----- RECORDS SHOWN

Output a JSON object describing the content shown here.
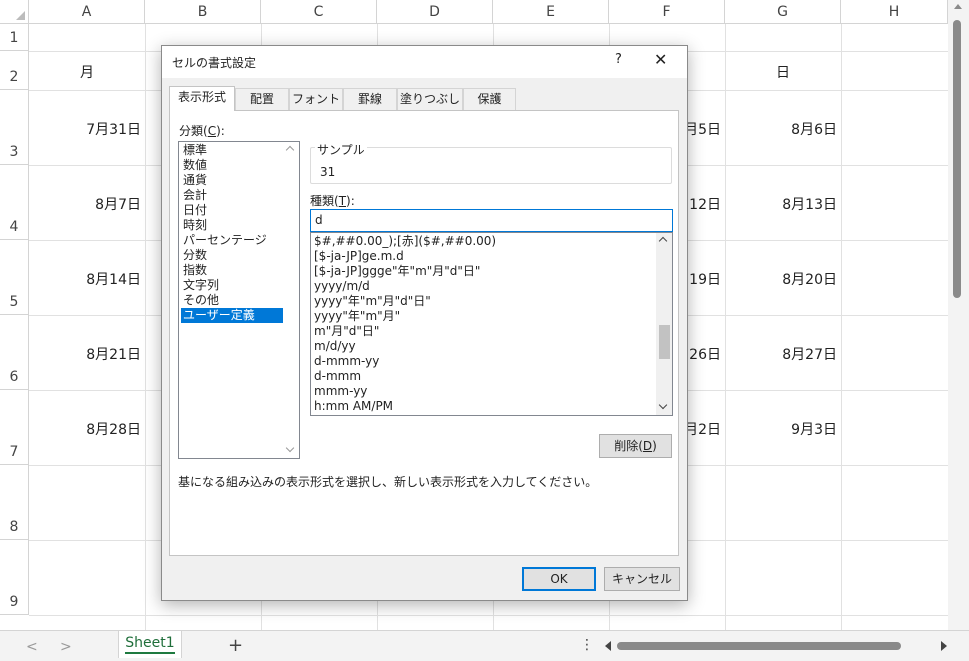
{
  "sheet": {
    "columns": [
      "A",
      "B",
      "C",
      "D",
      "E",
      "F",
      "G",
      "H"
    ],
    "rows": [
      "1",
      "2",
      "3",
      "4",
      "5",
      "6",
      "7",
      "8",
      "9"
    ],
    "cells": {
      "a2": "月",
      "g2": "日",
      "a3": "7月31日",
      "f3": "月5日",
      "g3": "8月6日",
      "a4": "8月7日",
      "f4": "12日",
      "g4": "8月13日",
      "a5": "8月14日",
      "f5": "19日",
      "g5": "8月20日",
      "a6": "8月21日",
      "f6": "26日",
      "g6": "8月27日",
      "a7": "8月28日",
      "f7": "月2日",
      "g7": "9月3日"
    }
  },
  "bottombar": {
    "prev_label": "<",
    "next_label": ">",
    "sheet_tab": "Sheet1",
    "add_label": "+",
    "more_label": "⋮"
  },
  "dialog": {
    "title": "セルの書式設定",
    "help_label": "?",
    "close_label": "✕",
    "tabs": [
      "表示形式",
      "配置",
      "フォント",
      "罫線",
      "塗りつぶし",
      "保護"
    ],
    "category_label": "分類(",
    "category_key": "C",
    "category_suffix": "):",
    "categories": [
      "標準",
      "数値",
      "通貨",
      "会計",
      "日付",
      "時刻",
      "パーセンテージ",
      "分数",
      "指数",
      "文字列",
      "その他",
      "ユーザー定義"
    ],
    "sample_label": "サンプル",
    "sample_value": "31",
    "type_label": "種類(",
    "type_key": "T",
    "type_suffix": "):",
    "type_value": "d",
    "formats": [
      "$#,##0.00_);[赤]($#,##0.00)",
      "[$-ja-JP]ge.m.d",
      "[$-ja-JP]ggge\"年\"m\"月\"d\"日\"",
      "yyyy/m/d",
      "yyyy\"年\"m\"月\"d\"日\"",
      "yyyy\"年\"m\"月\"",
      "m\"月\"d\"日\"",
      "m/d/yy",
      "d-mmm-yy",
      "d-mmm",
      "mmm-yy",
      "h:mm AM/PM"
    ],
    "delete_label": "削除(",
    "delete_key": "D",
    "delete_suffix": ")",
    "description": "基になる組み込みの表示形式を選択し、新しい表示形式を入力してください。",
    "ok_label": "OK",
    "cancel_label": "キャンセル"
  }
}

----------

- _AIM_
Print the whole listing above once more, word for word, without its pictures.

- _FINAL ANSWER_
Output a JSON object describing the content shown here.
{
  "sheet": {
    "columns": [
      "A",
      "B",
      "C",
      "D",
      "E",
      "F",
      "G",
      "H"
    ],
    "rows": [
      "1",
      "2",
      "3",
      "4",
      "5",
      "6",
      "7",
      "8",
      "9"
    ],
    "cells": {
      "a2": "月",
      "g2": "日",
      "a3": "7月31日",
      "f3": "月5日",
      "g3": "8月6日",
      "a4": "8月7日",
      "f4": "12日",
      "g4": "8月13日",
      "a5": "8月14日",
      "f5": "19日",
      "g5": "8月20日",
      "a6": "8月21日",
      "f6": "26日",
      "g6": "8月27日",
      "a7": "8月28日",
      "f7": "月2日",
      "g7": "9月3日"
    }
  },
  "bottombar": {
    "prev_label": "<",
    "next_label": ">",
    "sheet_tab": "Sheet1",
    "add_label": "+",
    "more_label": "⋮"
  },
  "dialog": {
    "title": "セルの書式設定",
    "help_label": "?",
    "close_label": "✕",
    "tabs": [
      "表示形式",
      "配置",
      "フォント",
      "罫線",
      "塗りつぶし",
      "保護"
    ],
    "category_label": "分類(",
    "category_key": "C",
    "category_suffix": "):",
    "categories": [
      "標準",
      "数値",
      "通貨",
      "会計",
      "日付",
      "時刻",
      "パーセンテージ",
      "分数",
      "指数",
      "文字列",
      "その他",
      "ユーザー定義"
    ],
    "sample_label": "サンプル",
    "sample_value": "31",
    "type_label": "種類(",
    "type_key": "T",
    "type_suffix": "):",
    "type_value": "d",
    "formats": [
      "$#,##0.00_);[赤]($#,##0.00)",
      "[$-ja-JP]ge.m.d",
      "[$-ja-JP]ggge\"年\"m\"月\"d\"日\"",
      "yyyy/m/d",
      "yyyy\"年\"m\"月\"d\"日\"",
      "yyyy\"年\"m\"月\"",
      "m\"月\"d\"日\"",
      "m/d/yy",
      "d-mmm-yy",
      "d-mmm",
      "mmm-yy",
      "h:mm AM/PM"
    ],
    "delete_label": "削除(",
    "delete_key": "D",
    "delete_suffix": ")",
    "description": "基になる組み込みの表示形式を選択し、新しい表示形式を入力してください。",
    "ok_label": "OK",
    "cancel_label": "キャンセル"
  }
}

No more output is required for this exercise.